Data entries

_ _ _ _ _

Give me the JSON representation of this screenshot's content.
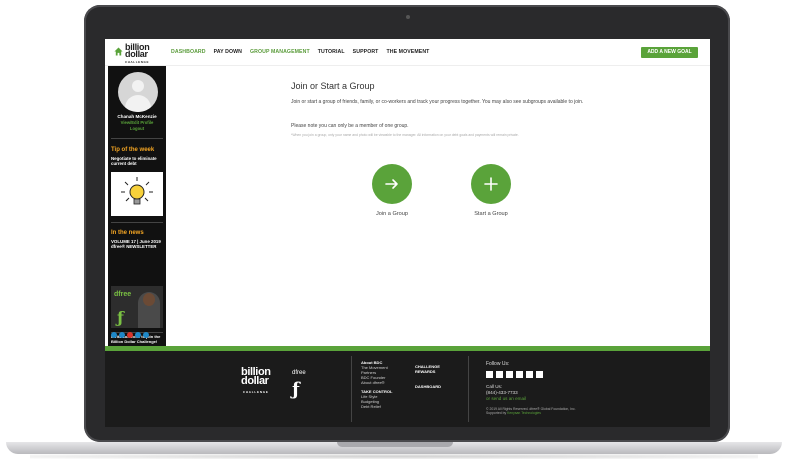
{
  "header": {
    "logo_line1": "billion",
    "logo_line2": "dollar",
    "logo_sub": "CHALLENGE",
    "nav": [
      {
        "label": "DASHBOARD",
        "active": true
      },
      {
        "label": "PAY DOWN",
        "active": false
      },
      {
        "label": "GROUP MANAGEMENT",
        "active": true
      },
      {
        "label": "TUTORIAL",
        "active": false
      },
      {
        "label": "SUPPORT",
        "active": false
      },
      {
        "label": "THE MOVEMENT",
        "active": false
      }
    ],
    "cta": "ADD A NEW GOAL"
  },
  "sidebar": {
    "user_name": "Chanah McKenzie",
    "edit_profile": "View/Edit Profile",
    "logout": "Logout",
    "tip_heading": "Tip of the week",
    "tip_text": "Negotiate to eliminate current debt",
    "news_heading": "In the news",
    "news_text": "VOLUME 17 | June 2019 dfree® NEWSLETTER",
    "news_image_brand": "dfree",
    "invite_text": "Invite someone to join the Billion Dollar Challenge!"
  },
  "main": {
    "title": "Join or Start a Group",
    "intro": "Join or start a group of friends, family, or co-workers and track your progress together. You may also see subgroups available to join.",
    "note": "Please note you can only be a member of one group.",
    "fine_print": "*When you join a group, only your name and photo will be viewable to the manager. All information on your debt goals and payments will remain private.",
    "join_label": "Join a Group",
    "start_label": "Start a Group"
  },
  "footer": {
    "logo_line1": "billion",
    "logo_line2": "dollar",
    "logo_sub": "CHALLENGE",
    "dfree_label": "dfree",
    "col1": {
      "heading": "About BDC",
      "links": [
        "The Movement",
        "Partners",
        "BDC Founder",
        "About dfree®"
      ],
      "heading2": "TAKE CONTROL",
      "links2": [
        "Life Style",
        "Budgeting",
        "Debt Relief"
      ]
    },
    "col2": {
      "heading": "CHALLENGE REWARDS",
      "heading2": "DASHBOARD"
    },
    "follow": "Follow Us:",
    "call_label": "Call Us:",
    "phone": "(844)-433-7733",
    "email_link": "or send us an email",
    "copyright": "© 2019 All Rights Reserved. dfree® Global Foundation, Inc.",
    "supported": "Supported by",
    "supporter": "Kenysan Technologies"
  },
  "colors": {
    "accent": "#5aa33a",
    "sidebar_bg": "#111111",
    "footer_bg": "#1b1b1b",
    "tip_heading": "#f5a623"
  }
}
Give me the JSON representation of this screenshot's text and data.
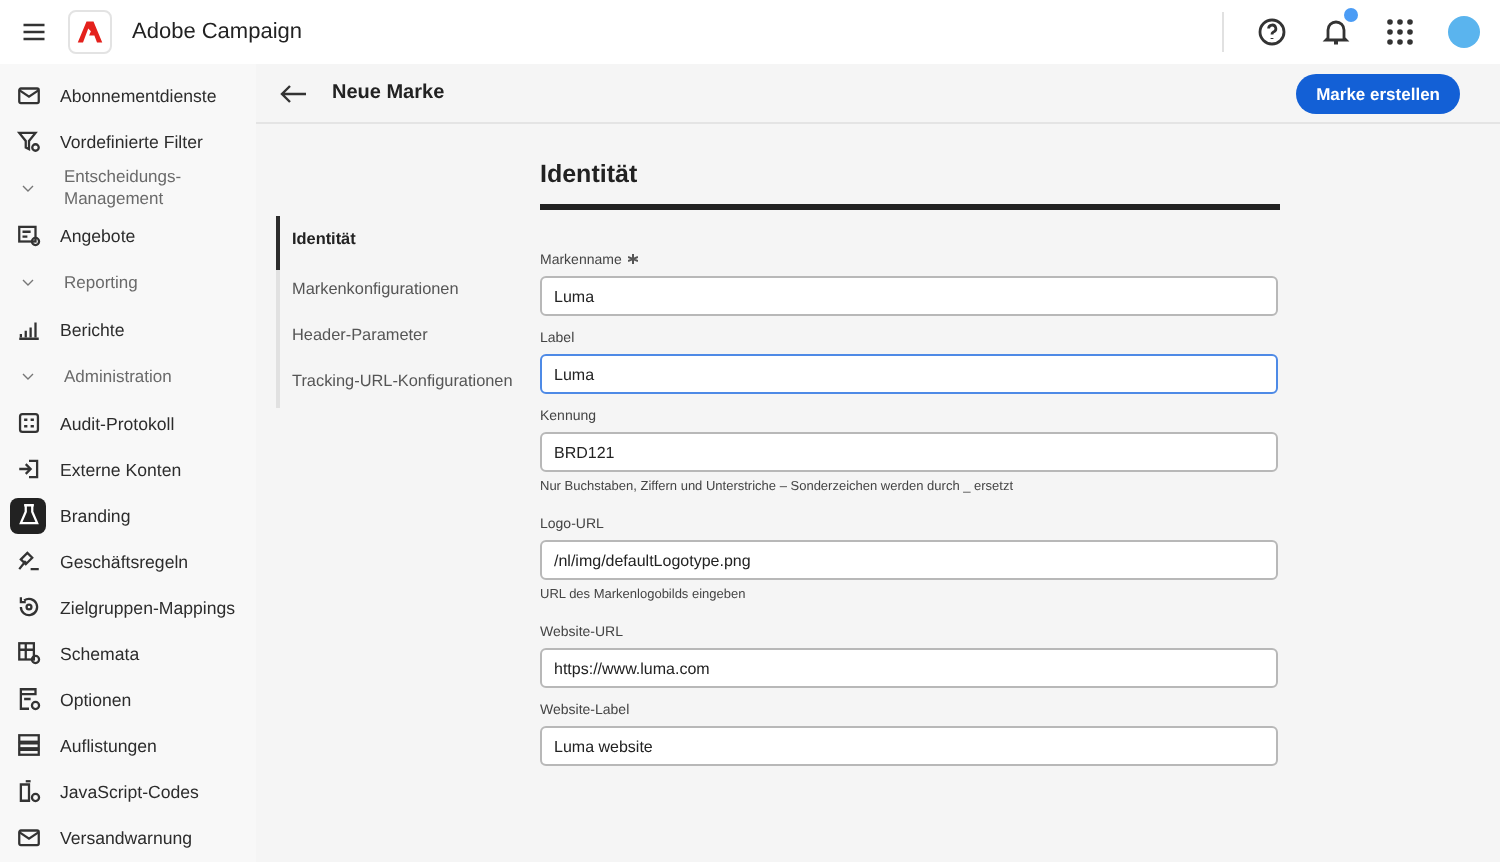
{
  "app": {
    "title": "Adobe Campaign",
    "notifications_badge": true
  },
  "sidebar": {
    "items": [
      {
        "kind": "item",
        "label": "Abonnementdienste",
        "selected": false
      },
      {
        "kind": "item",
        "label": "Vordefinierte Filter",
        "selected": false
      },
      {
        "kind": "section",
        "label": "Entscheidungs-Management",
        "expanded": true
      },
      {
        "kind": "item",
        "label": "Angebote",
        "selected": false
      },
      {
        "kind": "section",
        "label": "Reporting",
        "expanded": true
      },
      {
        "kind": "item",
        "label": "Berichte",
        "selected": false
      },
      {
        "kind": "section",
        "label": "Administration",
        "expanded": true
      },
      {
        "kind": "item",
        "label": "Audit-Protokoll",
        "selected": false
      },
      {
        "kind": "item",
        "label": "Externe Konten",
        "selected": false
      },
      {
        "kind": "item",
        "label": "Branding",
        "selected": true
      },
      {
        "kind": "item",
        "label": "Geschäftsregeln",
        "selected": false
      },
      {
        "kind": "item",
        "label": "Zielgruppen-Mappings",
        "selected": false
      },
      {
        "kind": "item",
        "label": "Schemata",
        "selected": false
      },
      {
        "kind": "item",
        "label": "Optionen",
        "selected": false
      },
      {
        "kind": "item",
        "label": "Auflistungen",
        "selected": false
      },
      {
        "kind": "item",
        "label": "JavaScript-Codes",
        "selected": false
      },
      {
        "kind": "item",
        "label": "Versandwarnung",
        "selected": false
      }
    ]
  },
  "page": {
    "title": "Neue Marke",
    "primary_button": "Marke erstellen"
  },
  "steps": [
    {
      "label": "Identität",
      "selected": true
    },
    {
      "label": "Markenkonfigurationen",
      "selected": false
    },
    {
      "label": "Header-Parameter",
      "selected": false
    },
    {
      "label": "Tracking-URL-Konfigurationen",
      "selected": false
    }
  ],
  "form": {
    "heading": "Identität",
    "fields": [
      {
        "label": "Markenname",
        "required": true,
        "value": "Luma",
        "focused": false
      },
      {
        "label": "Label",
        "required": false,
        "value": "Luma",
        "focused": true
      },
      {
        "label": "Kennung",
        "required": false,
        "value": "BRD121",
        "focused": false,
        "hint": "Nur Buchstaben, Ziffern und Unterstriche – Sonderzeichen werden durch _ ersetzt"
      },
      {
        "label": "Logo-URL",
        "required": false,
        "value": "/nl/img/defaultLogotype.png",
        "focused": false,
        "hint": "URL des Markenlogobilds eingeben"
      },
      {
        "label": "Website-URL",
        "required": false,
        "value": "https://www.luma.com",
        "focused": false
      },
      {
        "label": "Website-Label",
        "required": false,
        "value": "Luma website",
        "focused": false
      }
    ]
  }
}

_ _ _ _ _

§ **TO DO**:
Return all lines of the material above in which the word "DASHBOARD" occurs.

§ **WRITTEN SOLUTION**:
        "label": "DASHBOARD",
      "heading2": "DASHBOARD"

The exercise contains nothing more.